* Problem description *
Copy each line that contains the string "JSON".

[begin Data excerpts]

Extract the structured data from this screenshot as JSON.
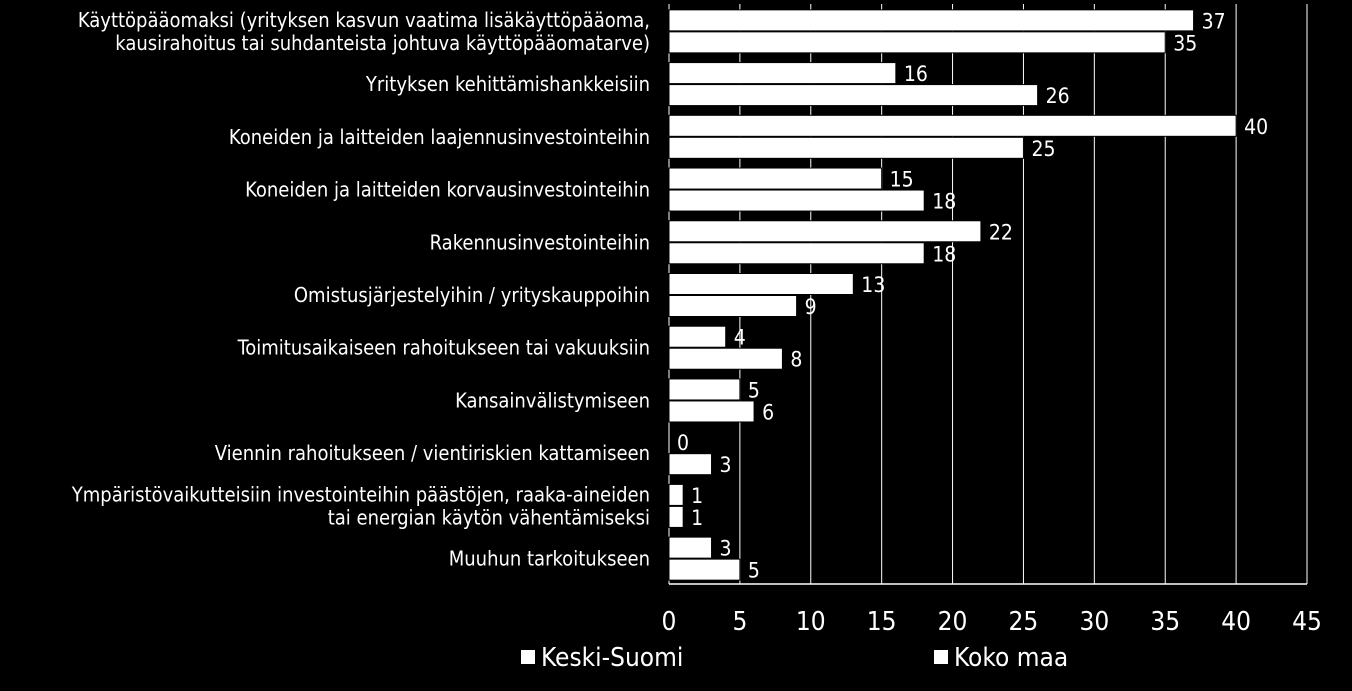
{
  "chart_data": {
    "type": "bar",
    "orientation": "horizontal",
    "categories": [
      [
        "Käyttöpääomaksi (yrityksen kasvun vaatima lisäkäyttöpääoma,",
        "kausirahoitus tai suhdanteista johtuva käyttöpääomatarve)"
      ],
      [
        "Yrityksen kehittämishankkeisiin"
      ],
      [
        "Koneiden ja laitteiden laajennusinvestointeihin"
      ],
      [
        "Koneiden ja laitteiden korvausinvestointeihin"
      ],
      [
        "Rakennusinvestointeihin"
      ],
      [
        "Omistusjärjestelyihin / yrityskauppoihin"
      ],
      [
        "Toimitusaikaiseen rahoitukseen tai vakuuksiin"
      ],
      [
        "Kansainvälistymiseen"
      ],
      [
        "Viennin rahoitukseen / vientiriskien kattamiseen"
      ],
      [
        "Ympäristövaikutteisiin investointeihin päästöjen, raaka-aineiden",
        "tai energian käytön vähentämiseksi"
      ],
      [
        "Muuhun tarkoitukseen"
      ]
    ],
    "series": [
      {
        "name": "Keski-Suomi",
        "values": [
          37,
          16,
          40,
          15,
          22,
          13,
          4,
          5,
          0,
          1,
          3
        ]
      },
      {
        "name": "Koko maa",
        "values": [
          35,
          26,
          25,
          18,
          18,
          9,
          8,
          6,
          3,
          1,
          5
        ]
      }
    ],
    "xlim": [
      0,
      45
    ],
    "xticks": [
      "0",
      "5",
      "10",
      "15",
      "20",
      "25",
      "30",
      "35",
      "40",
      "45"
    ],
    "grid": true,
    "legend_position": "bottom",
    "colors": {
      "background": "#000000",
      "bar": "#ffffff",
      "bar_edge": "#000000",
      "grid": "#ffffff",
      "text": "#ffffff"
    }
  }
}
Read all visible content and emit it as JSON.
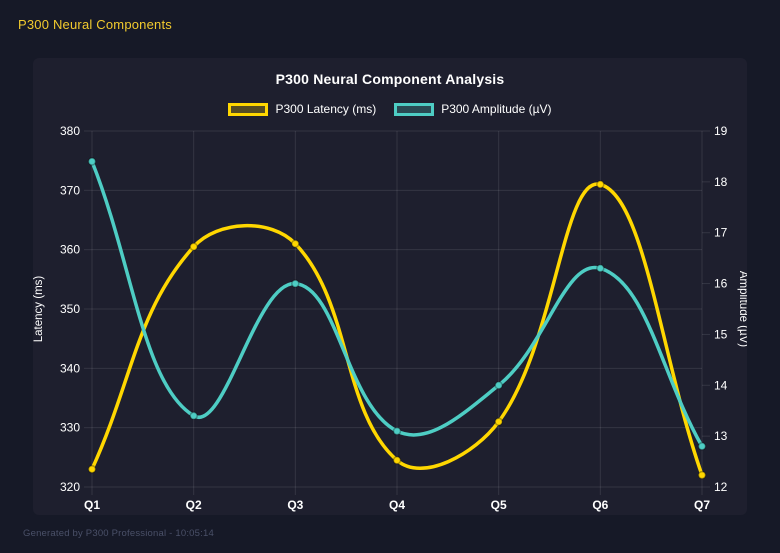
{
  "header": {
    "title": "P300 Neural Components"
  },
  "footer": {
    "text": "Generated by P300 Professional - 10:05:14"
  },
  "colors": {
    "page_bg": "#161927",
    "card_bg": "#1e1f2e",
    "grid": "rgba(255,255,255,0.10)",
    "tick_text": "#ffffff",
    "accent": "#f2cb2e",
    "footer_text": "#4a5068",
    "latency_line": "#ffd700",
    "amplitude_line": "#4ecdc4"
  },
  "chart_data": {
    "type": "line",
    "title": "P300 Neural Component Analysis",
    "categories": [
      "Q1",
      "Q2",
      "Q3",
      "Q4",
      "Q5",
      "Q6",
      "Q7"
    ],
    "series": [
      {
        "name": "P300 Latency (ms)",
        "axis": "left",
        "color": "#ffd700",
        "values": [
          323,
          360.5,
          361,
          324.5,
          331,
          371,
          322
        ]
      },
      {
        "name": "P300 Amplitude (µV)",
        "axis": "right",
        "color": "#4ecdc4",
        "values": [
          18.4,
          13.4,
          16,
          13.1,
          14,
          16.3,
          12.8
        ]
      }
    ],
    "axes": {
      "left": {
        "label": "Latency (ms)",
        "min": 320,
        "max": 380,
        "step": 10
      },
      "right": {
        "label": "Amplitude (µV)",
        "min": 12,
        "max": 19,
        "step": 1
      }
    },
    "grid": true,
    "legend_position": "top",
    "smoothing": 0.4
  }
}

[end Data excerpts]

* Exercise output *
Extract the structured data from this screenshot as JSON.
Read all visible content and emit it as JSON.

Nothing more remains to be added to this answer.